Saved entries
####
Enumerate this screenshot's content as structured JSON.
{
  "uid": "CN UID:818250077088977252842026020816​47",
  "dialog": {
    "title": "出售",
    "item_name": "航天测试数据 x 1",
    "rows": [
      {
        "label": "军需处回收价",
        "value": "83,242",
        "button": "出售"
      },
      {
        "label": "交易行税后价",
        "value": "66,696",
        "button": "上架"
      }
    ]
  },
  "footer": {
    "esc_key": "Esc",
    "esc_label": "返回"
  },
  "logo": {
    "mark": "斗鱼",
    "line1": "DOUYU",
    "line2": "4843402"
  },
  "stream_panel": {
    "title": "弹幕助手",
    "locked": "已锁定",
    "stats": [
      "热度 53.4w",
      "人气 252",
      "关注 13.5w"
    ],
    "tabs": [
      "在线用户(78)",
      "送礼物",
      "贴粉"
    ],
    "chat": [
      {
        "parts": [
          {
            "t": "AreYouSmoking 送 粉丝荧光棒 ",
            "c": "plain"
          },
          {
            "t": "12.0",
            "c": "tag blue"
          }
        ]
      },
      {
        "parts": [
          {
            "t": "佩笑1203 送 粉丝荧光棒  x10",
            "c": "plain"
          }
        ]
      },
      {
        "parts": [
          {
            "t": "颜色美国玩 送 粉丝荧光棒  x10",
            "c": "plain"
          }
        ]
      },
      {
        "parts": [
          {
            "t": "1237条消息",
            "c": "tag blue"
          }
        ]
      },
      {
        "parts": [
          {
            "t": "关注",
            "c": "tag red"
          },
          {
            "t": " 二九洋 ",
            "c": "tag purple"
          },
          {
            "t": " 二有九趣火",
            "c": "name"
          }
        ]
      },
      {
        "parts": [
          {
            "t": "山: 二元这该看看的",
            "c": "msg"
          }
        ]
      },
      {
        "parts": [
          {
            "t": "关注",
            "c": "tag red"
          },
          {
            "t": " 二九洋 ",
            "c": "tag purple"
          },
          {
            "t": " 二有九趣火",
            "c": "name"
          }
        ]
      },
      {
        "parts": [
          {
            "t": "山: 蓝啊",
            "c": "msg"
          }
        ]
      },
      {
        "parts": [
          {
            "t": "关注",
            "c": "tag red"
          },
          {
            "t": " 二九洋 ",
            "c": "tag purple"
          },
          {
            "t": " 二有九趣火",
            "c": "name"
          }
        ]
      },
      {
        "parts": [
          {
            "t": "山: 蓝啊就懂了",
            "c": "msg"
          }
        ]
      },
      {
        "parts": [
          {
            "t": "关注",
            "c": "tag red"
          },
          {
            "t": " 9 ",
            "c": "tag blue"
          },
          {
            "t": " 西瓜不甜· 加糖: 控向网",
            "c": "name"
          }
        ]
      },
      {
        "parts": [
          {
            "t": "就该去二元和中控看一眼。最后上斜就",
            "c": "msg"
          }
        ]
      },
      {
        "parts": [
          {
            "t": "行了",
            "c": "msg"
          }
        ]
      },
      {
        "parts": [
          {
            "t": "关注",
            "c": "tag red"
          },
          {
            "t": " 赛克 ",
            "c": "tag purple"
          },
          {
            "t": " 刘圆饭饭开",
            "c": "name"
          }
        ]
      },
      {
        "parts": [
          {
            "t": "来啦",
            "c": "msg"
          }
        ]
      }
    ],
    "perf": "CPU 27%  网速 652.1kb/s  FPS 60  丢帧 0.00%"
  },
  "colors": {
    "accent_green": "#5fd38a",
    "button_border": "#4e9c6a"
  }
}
####
◆ **TASK STATEMENT**: Return all of the entries exactly as written.

◆ **OUTPUT OF THE TASK**:
Enumerate this screenshot's content as structured JSON.
{
  "uid": "CN UID:818250077088977252842026020816​47",
  "dialog": {
    "title": "出售",
    "item_name": "航天测试数据 x 1",
    "rows": [
      {
        "label": "军需处回收价",
        "value": "83,242",
        "button": "出售"
      },
      {
        "label": "交易行税后价",
        "value": "66,696",
        "button": "上架"
      }
    ]
  },
  "footer": {
    "esc_key": "Esc",
    "esc_label": "返回"
  },
  "logo": {
    "mark": "斗鱼",
    "line1": "DOUYU",
    "line2": "4843402"
  },
  "stream_panel": {
    "title": "弹幕助手",
    "locked": "已锁定",
    "stats": [
      "热度 53.4w",
      "人气 252",
      "关注 13.5w"
    ],
    "tabs": [
      "在线用户(78)",
      "送礼物",
      "贴粉"
    ],
    "chat": [
      {
        "parts": [
          {
            "t": "AreYouSmoking 送 粉丝荧光棒 ",
            "c": "plain"
          },
          {
            "t": "12.0",
            "c": "tag blue"
          }
        ]
      },
      {
        "parts": [
          {
            "t": "佩笑1203 送 粉丝荧光棒  x10",
            "c": "plain"
          }
        ]
      },
      {
        "parts": [
          {
            "t": "颜色美国玩 送 粉丝荧光棒  x10",
            "c": "plain"
          }
        ]
      },
      {
        "parts": [
          {
            "t": "1237条消息",
            "c": "tag blue"
          }
        ]
      },
      {
        "parts": [
          {
            "t": "关注",
            "c": "tag red"
          },
          {
            "t": " 二九洋 ",
            "c": "tag purple"
          },
          {
            "t": " 二有九趣火",
            "c": "name"
          }
        ]
      },
      {
        "parts": [
          {
            "t": "山: 二元这该看看的",
            "c": "msg"
          }
        ]
      },
      {
        "parts": [
          {
            "t": "关注",
            "c": "tag red"
          },
          {
            "t": " 二九洋 ",
            "c": "tag purple"
          },
          {
            "t": " 二有九趣火",
            "c": "name"
          }
        ]
      },
      {
        "parts": [
          {
            "t": "山: 蓝啊",
            "c": "msg"
          }
        ]
      },
      {
        "parts": [
          {
            "t": "关注",
            "c": "tag red"
          },
          {
            "t": " 二九洋 ",
            "c": "tag purple"
          },
          {
            "t": " 二有九趣火",
            "c": "name"
          }
        ]
      },
      {
        "parts": [
          {
            "t": "山: 蓝啊就懂了",
            "c": "msg"
          }
        ]
      },
      {
        "parts": [
          {
            "t": "关注",
            "c": "tag red"
          },
          {
            "t": " 9 ",
            "c": "tag blue"
          },
          {
            "t": " 西瓜不甜· 加糖: 控向网",
            "c": "name"
          }
        ]
      },
      {
        "parts": [
          {
            "t": "就该去二元和中控看一眼。最后上斜就",
            "c": "msg"
          }
        ]
      },
      {
        "parts": [
          {
            "t": "行了",
            "c": "msg"
          }
        ]
      },
      {
        "parts": [
          {
            "t": "关注",
            "c": "tag red"
          },
          {
            "t": " 赛克 ",
            "c": "tag purple"
          },
          {
            "t": " 刘圆饭饭开",
            "c": "name"
          }
        ]
      },
      {
        "parts": [
          {
            "t": "来啦",
            "c": "msg"
          }
        ]
      }
    ],
    "perf": "CPU 27%  网速 652.1kb/s  FPS 60  丢帧 0.00%"
  },
  "colors": {
    "accent_green": "#5fd38a",
    "button_border": "#4e9c6a"
  }
}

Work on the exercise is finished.